__Set exercise__: Exactly as they appear, copy the lines of the listing from the one containing "Decode this image" through the final line, both included, and nothing else.

__Data provided__:

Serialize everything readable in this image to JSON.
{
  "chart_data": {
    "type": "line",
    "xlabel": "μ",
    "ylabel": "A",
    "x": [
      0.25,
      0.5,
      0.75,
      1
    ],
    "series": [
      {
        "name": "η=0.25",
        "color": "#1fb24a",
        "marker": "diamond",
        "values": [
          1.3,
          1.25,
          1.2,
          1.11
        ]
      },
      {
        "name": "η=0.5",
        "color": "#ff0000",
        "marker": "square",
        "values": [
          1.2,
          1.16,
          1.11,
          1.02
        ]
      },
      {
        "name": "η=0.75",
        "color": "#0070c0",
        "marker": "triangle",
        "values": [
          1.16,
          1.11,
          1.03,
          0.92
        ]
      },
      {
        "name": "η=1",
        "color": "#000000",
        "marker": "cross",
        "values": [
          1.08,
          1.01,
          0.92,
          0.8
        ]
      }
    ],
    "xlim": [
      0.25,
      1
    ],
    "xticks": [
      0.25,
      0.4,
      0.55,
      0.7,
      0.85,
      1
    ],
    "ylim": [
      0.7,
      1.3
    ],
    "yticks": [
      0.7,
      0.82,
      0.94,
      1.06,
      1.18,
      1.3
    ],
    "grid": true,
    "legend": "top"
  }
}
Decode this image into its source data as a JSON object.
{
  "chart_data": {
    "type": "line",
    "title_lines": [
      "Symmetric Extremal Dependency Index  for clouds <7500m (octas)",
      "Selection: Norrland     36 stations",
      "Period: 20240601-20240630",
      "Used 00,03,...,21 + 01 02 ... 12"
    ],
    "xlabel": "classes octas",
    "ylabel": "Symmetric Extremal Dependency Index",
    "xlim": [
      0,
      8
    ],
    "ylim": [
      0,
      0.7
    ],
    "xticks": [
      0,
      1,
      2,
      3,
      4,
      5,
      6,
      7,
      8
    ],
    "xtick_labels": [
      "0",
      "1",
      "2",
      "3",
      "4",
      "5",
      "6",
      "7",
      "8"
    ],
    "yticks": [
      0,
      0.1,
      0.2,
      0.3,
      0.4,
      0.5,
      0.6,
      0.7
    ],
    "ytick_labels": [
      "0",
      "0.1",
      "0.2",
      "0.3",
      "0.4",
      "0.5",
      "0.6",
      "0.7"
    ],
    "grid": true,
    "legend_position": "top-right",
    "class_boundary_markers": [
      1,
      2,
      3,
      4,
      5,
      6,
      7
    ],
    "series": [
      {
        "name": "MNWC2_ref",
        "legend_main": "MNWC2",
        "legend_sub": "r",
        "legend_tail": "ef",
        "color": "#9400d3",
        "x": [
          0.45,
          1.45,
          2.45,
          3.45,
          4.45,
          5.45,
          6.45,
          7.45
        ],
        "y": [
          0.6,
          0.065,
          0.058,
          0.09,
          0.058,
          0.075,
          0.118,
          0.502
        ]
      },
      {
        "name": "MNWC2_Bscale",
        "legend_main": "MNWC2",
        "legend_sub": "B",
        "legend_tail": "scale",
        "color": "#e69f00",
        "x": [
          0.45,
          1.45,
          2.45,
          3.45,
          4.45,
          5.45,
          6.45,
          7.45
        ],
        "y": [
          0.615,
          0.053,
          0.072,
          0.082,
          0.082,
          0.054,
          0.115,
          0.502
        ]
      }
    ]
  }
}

__Right answer__:
Decode this image into its source data as a JSON object.
{
  "chart_data": {
    "type": "line",
    "title_lines": [
      "Symmetric Extremal Dependency Index  for clouds <7500m (octas)",
      "Selection: Norrland     36 stations",
      "Period: 20240601-20240630",
      "Used 00,03,...,21 + 01 02 ... 12"
    ],
    "xlabel": "classes octas",
    "ylabel": "Symmetric Extremal Dependency Index",
    "xlim": [
      0,
      8
    ],
    "ylim": [
      0,
      0.7
    ],
    "xticks": [
      0,
      1,
      2,
      3,
      4,
      5,
      6,
      7,
      8
    ],
    "xtick_labels": [
      "0",
      "1",
      "2",
      "3",
      "4",
      "5",
      "6",
      "7",
      "8"
    ],
    "yticks": [
      0,
      0.1,
      0.2,
      0.3,
      0.4,
      0.5,
      0.6,
      0.7
    ],
    "ytick_labels": [
      "0",
      "0.1",
      "0.2",
      "0.3",
      "0.4",
      "0.5",
      "0.6",
      "0.7"
    ],
    "grid": true,
    "legend_position": "top-right",
    "class_boundary_markers": [
      1,
      2,
      3,
      4,
      5,
      6,
      7
    ],
    "series": [
      {
        "name": "MNWC2_ref",
        "legend_main": "MNWC2",
        "legend_sub": "r",
        "legend_tail": "ef",
        "color": "#9400d3",
        "x": [
          0.45,
          1.45,
          2.45,
          3.45,
          4.45,
          5.45,
          6.45,
          7.45
        ],
        "y": [
          0.6,
          0.065,
          0.058,
          0.09,
          0.058,
          0.075,
          0.118,
          0.502
        ]
      },
      {
        "name": "MNWC2_Bscale",
        "legend_main": "MNWC2",
        "legend_sub": "B",
        "legend_tail": "scale",
        "color": "#e69f00",
        "x": [
          0.45,
          1.45,
          2.45,
          3.45,
          4.45,
          5.45,
          6.45,
          7.45
        ],
        "y": [
          0.615,
          0.053,
          0.072,
          0.082,
          0.082,
          0.054,
          0.115,
          0.502
        ]
      }
    ]
  }
}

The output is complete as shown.